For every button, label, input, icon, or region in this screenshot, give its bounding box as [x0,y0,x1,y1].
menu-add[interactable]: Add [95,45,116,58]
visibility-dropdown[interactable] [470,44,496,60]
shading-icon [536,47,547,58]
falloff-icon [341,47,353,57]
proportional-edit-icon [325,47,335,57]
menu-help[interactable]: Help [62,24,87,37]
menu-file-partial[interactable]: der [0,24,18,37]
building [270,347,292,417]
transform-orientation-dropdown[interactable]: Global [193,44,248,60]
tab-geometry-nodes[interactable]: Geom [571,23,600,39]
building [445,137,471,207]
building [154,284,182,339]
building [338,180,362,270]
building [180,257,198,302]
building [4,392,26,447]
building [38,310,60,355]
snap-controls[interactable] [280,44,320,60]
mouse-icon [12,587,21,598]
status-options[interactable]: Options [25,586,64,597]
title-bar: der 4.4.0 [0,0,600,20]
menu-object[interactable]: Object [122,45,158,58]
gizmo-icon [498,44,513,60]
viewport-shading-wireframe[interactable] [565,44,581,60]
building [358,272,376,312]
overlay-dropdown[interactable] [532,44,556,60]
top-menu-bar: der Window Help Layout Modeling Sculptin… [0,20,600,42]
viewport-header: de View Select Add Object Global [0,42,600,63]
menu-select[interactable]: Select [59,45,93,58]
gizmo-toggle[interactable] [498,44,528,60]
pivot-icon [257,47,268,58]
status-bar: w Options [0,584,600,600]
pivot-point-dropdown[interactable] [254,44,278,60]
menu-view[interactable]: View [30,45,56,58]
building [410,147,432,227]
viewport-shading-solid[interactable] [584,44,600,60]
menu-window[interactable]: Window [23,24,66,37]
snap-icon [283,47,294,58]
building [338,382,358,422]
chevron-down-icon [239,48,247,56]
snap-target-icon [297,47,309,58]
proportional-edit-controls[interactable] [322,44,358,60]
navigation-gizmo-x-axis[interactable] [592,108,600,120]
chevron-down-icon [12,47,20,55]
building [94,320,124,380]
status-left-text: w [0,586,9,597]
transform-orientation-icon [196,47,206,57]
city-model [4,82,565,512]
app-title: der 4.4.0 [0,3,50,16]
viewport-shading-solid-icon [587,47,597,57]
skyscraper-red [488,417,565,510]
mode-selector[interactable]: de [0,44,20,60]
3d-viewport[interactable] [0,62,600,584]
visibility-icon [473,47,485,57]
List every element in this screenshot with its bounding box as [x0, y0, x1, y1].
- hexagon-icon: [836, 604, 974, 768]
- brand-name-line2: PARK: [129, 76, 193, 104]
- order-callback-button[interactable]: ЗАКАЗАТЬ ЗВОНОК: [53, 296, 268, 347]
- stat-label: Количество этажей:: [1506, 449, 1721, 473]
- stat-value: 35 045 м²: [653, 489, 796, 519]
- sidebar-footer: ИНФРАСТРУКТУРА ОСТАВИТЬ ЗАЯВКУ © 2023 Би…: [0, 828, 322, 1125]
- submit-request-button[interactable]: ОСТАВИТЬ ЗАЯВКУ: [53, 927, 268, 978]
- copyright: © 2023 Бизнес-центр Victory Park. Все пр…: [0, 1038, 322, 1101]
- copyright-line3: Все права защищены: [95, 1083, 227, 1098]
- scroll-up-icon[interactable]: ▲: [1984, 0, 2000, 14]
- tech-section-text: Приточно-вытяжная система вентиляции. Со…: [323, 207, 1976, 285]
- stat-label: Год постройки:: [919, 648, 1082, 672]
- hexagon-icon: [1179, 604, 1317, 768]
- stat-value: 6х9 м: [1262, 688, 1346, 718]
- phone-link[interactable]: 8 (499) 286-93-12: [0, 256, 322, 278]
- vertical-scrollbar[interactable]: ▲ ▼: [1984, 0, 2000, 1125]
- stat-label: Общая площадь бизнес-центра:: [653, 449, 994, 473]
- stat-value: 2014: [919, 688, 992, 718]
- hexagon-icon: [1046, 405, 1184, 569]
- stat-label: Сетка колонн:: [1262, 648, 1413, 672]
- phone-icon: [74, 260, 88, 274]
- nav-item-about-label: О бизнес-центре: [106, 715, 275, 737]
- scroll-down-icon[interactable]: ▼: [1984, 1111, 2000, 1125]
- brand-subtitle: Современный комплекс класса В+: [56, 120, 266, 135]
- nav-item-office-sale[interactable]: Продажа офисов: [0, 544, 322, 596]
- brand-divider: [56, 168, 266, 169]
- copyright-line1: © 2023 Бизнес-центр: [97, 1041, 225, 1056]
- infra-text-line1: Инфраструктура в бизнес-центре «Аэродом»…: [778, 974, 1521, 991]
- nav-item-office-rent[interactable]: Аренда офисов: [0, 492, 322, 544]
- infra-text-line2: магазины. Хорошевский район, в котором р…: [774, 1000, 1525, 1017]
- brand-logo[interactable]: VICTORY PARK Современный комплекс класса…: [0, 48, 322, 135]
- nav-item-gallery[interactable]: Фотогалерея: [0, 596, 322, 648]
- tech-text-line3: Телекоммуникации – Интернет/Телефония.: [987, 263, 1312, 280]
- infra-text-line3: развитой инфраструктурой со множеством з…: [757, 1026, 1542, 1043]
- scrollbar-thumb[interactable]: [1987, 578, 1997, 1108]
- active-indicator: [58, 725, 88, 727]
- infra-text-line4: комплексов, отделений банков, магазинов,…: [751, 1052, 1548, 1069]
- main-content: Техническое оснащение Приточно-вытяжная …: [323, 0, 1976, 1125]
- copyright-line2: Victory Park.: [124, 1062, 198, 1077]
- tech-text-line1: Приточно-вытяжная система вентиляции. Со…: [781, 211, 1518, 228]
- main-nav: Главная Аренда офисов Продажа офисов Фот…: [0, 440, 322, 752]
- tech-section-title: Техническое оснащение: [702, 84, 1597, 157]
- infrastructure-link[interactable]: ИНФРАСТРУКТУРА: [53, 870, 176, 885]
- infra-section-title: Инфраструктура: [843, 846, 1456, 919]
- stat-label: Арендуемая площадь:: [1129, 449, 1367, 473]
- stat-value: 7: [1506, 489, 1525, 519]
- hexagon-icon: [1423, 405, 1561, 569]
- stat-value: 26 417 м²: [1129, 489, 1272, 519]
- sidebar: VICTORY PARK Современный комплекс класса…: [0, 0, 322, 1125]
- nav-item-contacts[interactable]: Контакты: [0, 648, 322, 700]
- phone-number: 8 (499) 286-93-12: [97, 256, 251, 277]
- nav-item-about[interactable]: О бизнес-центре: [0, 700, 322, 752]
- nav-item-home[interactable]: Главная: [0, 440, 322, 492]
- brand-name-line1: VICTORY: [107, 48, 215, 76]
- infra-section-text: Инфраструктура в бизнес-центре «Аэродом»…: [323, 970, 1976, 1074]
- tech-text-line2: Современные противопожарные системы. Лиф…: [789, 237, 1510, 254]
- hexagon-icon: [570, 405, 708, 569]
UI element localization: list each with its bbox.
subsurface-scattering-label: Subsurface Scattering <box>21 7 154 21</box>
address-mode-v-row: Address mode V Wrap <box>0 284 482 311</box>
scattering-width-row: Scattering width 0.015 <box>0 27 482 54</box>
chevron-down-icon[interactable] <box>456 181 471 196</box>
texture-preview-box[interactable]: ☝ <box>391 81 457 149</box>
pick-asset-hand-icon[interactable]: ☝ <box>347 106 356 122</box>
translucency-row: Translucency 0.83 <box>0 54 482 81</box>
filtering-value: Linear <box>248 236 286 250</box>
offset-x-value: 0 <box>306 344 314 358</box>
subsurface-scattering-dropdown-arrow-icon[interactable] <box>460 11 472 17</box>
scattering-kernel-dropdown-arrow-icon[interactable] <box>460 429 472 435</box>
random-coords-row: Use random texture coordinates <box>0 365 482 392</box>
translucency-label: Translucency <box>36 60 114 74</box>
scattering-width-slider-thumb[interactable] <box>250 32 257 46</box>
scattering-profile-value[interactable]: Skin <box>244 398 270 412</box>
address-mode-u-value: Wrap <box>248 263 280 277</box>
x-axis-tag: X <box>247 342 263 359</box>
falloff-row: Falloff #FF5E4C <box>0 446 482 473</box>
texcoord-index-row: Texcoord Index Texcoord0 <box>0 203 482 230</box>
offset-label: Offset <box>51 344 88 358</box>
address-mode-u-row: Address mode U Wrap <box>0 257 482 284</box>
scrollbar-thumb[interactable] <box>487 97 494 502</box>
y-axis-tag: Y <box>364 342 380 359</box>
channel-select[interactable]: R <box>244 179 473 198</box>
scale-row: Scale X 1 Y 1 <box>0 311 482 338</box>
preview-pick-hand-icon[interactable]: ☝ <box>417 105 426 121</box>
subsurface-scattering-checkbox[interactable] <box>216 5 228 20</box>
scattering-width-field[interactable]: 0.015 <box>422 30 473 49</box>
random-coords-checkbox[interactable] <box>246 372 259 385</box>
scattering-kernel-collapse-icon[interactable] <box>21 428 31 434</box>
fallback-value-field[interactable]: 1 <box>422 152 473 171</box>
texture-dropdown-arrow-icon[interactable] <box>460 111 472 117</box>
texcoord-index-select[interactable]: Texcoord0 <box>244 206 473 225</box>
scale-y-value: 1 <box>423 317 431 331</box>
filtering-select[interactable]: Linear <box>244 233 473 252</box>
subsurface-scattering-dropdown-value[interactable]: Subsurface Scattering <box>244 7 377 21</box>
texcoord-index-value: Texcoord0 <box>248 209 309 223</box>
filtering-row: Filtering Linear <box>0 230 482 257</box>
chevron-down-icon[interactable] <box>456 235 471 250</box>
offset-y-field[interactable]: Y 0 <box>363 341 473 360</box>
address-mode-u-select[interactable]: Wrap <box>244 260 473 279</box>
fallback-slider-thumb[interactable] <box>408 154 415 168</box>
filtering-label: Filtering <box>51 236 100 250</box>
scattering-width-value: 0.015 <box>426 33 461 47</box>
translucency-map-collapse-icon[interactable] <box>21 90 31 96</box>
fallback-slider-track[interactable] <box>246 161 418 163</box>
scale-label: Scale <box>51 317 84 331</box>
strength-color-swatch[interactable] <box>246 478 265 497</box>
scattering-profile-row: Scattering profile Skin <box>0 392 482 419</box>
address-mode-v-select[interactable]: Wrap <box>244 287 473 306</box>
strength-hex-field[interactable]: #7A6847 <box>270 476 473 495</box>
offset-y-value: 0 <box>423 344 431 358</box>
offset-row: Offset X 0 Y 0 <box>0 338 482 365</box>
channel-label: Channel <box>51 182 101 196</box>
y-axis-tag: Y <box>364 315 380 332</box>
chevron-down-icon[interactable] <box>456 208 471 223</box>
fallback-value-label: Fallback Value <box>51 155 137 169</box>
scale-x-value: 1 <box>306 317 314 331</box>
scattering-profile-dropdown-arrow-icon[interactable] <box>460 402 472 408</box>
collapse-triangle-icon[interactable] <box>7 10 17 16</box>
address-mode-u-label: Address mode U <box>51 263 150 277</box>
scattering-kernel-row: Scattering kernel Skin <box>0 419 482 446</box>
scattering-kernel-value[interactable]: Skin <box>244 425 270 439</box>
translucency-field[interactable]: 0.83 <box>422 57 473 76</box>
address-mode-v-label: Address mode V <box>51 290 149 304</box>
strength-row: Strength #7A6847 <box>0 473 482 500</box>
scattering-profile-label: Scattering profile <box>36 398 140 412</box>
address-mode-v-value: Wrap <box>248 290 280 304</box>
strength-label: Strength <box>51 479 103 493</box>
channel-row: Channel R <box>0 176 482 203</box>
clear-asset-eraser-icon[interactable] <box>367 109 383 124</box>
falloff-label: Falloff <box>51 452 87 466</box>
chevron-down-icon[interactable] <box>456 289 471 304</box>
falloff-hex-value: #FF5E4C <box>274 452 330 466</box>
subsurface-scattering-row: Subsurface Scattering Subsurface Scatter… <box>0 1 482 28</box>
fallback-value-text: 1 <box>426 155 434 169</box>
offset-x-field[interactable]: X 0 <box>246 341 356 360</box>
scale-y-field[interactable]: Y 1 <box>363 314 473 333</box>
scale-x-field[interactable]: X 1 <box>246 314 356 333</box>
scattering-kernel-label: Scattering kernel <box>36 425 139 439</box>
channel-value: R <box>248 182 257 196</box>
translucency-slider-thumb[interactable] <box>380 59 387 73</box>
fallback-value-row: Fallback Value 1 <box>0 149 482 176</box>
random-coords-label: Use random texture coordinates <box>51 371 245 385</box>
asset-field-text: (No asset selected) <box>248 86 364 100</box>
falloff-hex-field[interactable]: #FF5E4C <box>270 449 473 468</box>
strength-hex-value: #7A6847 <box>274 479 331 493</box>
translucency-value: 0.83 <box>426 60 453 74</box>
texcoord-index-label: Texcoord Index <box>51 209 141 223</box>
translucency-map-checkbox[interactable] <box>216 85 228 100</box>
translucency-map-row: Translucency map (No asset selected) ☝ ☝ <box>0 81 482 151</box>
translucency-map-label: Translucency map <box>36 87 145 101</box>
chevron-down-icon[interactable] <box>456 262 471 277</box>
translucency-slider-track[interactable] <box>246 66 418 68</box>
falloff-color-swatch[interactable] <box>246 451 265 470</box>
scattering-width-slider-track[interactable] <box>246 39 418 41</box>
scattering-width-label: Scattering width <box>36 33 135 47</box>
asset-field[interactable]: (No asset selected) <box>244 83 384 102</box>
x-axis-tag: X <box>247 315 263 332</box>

### Brief
Rewrite the data from its start through the line with "snap-target-icon [297,47,309,58]", changing every "building" to "structure" and leaving everything else the same.

### Solution to the problem
For every button, label, input, icon, or region in this screenshot, give its bounding box as [x0,y0,x1,y1].
menu-add[interactable]: Add [95,45,116,58]
visibility-dropdown[interactable] [470,44,496,60]
shading-icon [536,47,547,58]
falloff-icon [341,47,353,57]
proportional-edit-icon [325,47,335,57]
menu-help[interactable]: Help [62,24,87,37]
menu-file-partial[interactable]: der [0,24,18,37]
structure [270,347,292,417]
transform-orientation-dropdown[interactable]: Global [193,44,248,60]
tab-geometry-nodes[interactable]: Geom [571,23,600,39]
structure [445,137,471,207]
structure [154,284,182,339]
structure [338,180,362,270]
structure [180,257,198,302]
structure [4,392,26,447]
structure [38,310,60,355]
snap-controls[interactable] [280,44,320,60]
mouse-icon [12,587,21,598]
status-options[interactable]: Options [25,586,64,597]
title-bar: der 4.4.0 [0,0,600,20]
menu-object[interactable]: Object [122,45,158,58]
gizmo-icon [498,44,513,60]
viewport-shading-wireframe[interactable] [565,44,581,60]
structure [358,272,376,312]
overlay-dropdown[interactable] [532,44,556,60]
top-menu-bar: der Window Help Layout Modeling Sculptin… [0,20,600,42]
viewport-header: de View Select Add Object Global [0,42,600,63]
menu-select[interactable]: Select [59,45,93,58]
gizmo-toggle[interactable] [498,44,528,60]
pivot-icon [257,47,268,58]
status-bar: w Options [0,584,600,600]
pivot-point-dropdown[interactable] [254,44,278,60]
menu-view[interactable]: View [30,45,56,58]
structure [410,147,432,227]
viewport-shading-solid[interactable] [584,44,600,60]
menu-window[interactable]: Window [23,24,66,37]
snap-icon [283,47,294,58]
structure [338,382,358,422]
chevron-down-icon [239,48,247,56]
snap-target-icon [297,47,309,58]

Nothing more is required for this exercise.